• [Material shown]:
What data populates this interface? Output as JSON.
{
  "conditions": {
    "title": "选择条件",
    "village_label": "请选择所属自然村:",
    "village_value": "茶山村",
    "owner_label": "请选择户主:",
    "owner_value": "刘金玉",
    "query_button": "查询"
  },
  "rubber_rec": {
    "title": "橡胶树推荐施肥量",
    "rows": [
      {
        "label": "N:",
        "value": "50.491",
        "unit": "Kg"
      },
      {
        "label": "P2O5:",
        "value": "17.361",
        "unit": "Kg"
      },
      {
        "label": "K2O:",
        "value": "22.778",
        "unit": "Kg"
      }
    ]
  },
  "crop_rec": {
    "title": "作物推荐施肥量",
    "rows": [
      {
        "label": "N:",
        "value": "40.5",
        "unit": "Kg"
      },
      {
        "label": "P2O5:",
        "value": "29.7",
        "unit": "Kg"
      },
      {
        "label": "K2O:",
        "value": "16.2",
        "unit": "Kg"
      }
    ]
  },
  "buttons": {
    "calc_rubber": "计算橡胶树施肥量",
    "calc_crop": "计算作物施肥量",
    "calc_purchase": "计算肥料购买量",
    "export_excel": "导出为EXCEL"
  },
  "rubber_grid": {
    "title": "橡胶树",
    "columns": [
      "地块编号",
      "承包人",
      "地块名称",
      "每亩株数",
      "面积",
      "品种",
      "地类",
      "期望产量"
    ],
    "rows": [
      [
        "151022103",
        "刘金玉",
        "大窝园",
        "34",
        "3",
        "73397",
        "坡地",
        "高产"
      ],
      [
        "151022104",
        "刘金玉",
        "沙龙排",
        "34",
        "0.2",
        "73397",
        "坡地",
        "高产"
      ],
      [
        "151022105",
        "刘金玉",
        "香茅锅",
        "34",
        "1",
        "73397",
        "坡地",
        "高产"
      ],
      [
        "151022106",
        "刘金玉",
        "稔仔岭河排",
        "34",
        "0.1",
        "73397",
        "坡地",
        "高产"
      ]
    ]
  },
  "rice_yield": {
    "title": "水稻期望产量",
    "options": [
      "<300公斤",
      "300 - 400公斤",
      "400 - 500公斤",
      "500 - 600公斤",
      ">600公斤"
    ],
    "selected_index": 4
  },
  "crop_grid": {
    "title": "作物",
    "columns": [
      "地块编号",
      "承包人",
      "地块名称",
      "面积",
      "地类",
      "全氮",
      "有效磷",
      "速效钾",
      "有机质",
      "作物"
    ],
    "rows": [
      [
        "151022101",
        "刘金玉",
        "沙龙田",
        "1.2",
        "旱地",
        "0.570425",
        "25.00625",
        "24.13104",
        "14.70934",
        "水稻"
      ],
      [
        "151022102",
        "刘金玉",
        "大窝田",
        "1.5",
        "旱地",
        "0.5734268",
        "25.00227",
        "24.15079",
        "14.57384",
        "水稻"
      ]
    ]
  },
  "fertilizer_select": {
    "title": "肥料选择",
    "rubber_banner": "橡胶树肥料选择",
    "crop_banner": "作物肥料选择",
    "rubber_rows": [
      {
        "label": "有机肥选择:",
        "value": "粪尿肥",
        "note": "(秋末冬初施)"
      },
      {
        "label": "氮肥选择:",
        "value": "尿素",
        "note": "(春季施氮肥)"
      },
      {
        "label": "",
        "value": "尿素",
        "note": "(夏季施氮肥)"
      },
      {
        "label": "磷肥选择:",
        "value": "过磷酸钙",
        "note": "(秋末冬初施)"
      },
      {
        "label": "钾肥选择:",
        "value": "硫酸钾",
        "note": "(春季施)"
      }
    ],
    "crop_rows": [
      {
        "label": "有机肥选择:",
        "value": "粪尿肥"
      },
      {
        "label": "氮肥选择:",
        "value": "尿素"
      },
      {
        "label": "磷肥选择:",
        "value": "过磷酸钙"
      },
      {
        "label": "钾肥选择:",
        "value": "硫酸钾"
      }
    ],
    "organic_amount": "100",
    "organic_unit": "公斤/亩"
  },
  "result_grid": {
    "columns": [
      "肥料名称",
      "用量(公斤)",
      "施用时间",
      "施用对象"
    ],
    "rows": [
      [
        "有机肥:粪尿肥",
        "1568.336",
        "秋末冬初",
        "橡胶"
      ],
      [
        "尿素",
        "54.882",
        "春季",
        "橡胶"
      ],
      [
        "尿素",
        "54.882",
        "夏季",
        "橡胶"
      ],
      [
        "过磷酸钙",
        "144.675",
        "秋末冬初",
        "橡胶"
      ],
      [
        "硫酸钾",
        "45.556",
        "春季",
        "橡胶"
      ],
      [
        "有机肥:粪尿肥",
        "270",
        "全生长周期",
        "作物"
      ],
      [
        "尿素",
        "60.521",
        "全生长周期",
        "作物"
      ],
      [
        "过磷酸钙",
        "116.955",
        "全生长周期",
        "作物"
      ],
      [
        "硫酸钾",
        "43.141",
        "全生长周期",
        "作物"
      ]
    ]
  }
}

• [Your instructions]: Give all the entries again exactly; leave none out.

• [Final result]:
What data populates this interface? Output as JSON.
{
  "conditions": {
    "title": "选择条件",
    "village_label": "请选择所属自然村:",
    "village_value": "茶山村",
    "owner_label": "请选择户主:",
    "owner_value": "刘金玉",
    "query_button": "查询"
  },
  "rubber_rec": {
    "title": "橡胶树推荐施肥量",
    "rows": [
      {
        "label": "N:",
        "value": "50.491",
        "unit": "Kg"
      },
      {
        "label": "P2O5:",
        "value": "17.361",
        "unit": "Kg"
      },
      {
        "label": "K2O:",
        "value": "22.778",
        "unit": "Kg"
      }
    ]
  },
  "crop_rec": {
    "title": "作物推荐施肥量",
    "rows": [
      {
        "label": "N:",
        "value": "40.5",
        "unit": "Kg"
      },
      {
        "label": "P2O5:",
        "value": "29.7",
        "unit": "Kg"
      },
      {
        "label": "K2O:",
        "value": "16.2",
        "unit": "Kg"
      }
    ]
  },
  "buttons": {
    "calc_rubber": "计算橡胶树施肥量",
    "calc_crop": "计算作物施肥量",
    "calc_purchase": "计算肥料购买量",
    "export_excel": "导出为EXCEL"
  },
  "rubber_grid": {
    "title": "橡胶树",
    "columns": [
      "地块编号",
      "承包人",
      "地块名称",
      "每亩株数",
      "面积",
      "品种",
      "地类",
      "期望产量"
    ],
    "rows": [
      [
        "151022103",
        "刘金玉",
        "大窝园",
        "34",
        "3",
        "73397",
        "坡地",
        "高产"
      ],
      [
        "151022104",
        "刘金玉",
        "沙龙排",
        "34",
        "0.2",
        "73397",
        "坡地",
        "高产"
      ],
      [
        "151022105",
        "刘金玉",
        "香茅锅",
        "34",
        "1",
        "73397",
        "坡地",
        "高产"
      ],
      [
        "151022106",
        "刘金玉",
        "稔仔岭河排",
        "34",
        "0.1",
        "73397",
        "坡地",
        "高产"
      ]
    ]
  },
  "rice_yield": {
    "title": "水稻期望产量",
    "options": [
      "<300公斤",
      "300 - 400公斤",
      "400 - 500公斤",
      "500 - 600公斤",
      ">600公斤"
    ],
    "selected_index": 4
  },
  "crop_grid": {
    "title": "作物",
    "columns": [
      "地块编号",
      "承包人",
      "地块名称",
      "面积",
      "地类",
      "全氮",
      "有效磷",
      "速效钾",
      "有机质",
      "作物"
    ],
    "rows": [
      [
        "151022101",
        "刘金玉",
        "沙龙田",
        "1.2",
        "旱地",
        "0.570425",
        "25.00625",
        "24.13104",
        "14.70934",
        "水稻"
      ],
      [
        "151022102",
        "刘金玉",
        "大窝田",
        "1.5",
        "旱地",
        "0.5734268",
        "25.00227",
        "24.15079",
        "14.57384",
        "水稻"
      ]
    ]
  },
  "fertilizer_select": {
    "title": "肥料选择",
    "rubber_banner": "橡胶树肥料选择",
    "crop_banner": "作物肥料选择",
    "rubber_rows": [
      {
        "label": "有机肥选择:",
        "value": "粪尿肥",
        "note": "(秋末冬初施)"
      },
      {
        "label": "氮肥选择:",
        "value": "尿素",
        "note": "(春季施氮肥)"
      },
      {
        "label": "",
        "value": "尿素",
        "note": "(夏季施氮肥)"
      },
      {
        "label": "磷肥选择:",
        "value": "过磷酸钙",
        "note": "(秋末冬初施)"
      },
      {
        "label": "钾肥选择:",
        "value": "硫酸钾",
        "note": "(春季施)"
      }
    ],
    "crop_rows": [
      {
        "label": "有机肥选择:",
        "value": "粪尿肥"
      },
      {
        "label": "氮肥选择:",
        "value": "尿素"
      },
      {
        "label": "磷肥选择:",
        "value": "过磷酸钙"
      },
      {
        "label": "钾肥选择:",
        "value": "硫酸钾"
      }
    ],
    "organic_amount": "100",
    "organic_unit": "公斤/亩"
  },
  "result_grid": {
    "columns": [
      "肥料名称",
      "用量(公斤)",
      "施用时间",
      "施用对象"
    ],
    "rows": [
      [
        "有机肥:粪尿肥",
        "1568.336",
        "秋末冬初",
        "橡胶"
      ],
      [
        "尿素",
        "54.882",
        "春季",
        "橡胶"
      ],
      [
        "尿素",
        "54.882",
        "夏季",
        "橡胶"
      ],
      [
        "过磷酸钙",
        "144.675",
        "秋末冬初",
        "橡胶"
      ],
      [
        "硫酸钾",
        "45.556",
        "春季",
        "橡胶"
      ],
      [
        "有机肥:粪尿肥",
        "270",
        "全生长周期",
        "作物"
      ],
      [
        "尿素",
        "60.521",
        "全生长周期",
        "作物"
      ],
      [
        "过磷酸钙",
        "116.955",
        "全生长周期",
        "作物"
      ],
      [
        "硫酸钾",
        "43.141",
        "全生长周期",
        "作物"
      ]
    ]
  }
}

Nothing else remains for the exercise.